─── SOURCE RECORDS

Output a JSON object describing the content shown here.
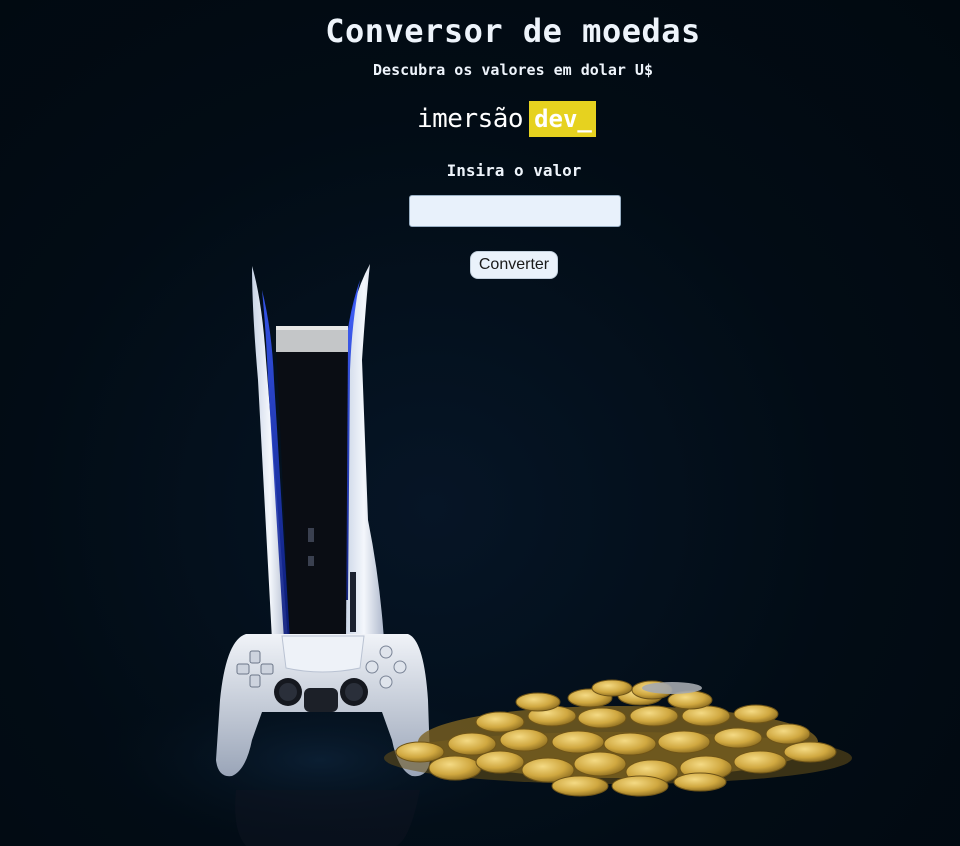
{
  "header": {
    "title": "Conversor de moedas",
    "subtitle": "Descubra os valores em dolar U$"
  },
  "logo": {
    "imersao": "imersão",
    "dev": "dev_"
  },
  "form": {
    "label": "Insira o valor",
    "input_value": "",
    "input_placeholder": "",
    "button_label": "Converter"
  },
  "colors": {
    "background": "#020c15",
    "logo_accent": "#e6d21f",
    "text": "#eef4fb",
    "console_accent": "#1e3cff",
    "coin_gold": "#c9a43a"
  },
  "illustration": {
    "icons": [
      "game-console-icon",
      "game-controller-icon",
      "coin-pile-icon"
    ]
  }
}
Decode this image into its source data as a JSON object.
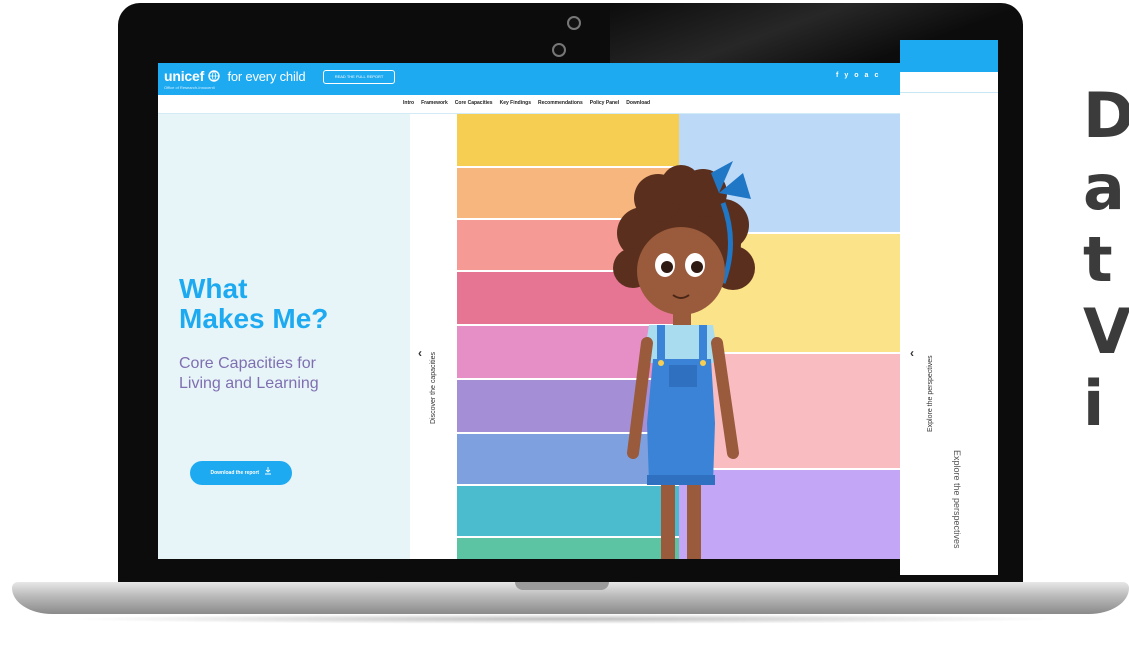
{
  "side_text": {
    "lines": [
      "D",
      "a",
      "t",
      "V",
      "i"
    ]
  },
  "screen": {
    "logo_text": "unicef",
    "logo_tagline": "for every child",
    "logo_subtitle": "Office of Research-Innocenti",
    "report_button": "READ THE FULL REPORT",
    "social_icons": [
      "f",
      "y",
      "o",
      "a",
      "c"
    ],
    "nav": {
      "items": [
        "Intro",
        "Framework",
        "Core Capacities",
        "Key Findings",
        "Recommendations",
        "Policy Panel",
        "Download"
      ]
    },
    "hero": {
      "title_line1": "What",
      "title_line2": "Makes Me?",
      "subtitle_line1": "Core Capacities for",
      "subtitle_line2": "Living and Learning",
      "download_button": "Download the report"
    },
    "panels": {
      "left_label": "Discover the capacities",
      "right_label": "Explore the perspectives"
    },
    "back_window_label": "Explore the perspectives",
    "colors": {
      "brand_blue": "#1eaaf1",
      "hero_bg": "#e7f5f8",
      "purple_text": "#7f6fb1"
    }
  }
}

──────

**TO DO**. Scan the lines for the string "Download". Copy out each line that matches.

**COMPLETE ANSWER**.
        "Download"
      "download_button": "Download the report"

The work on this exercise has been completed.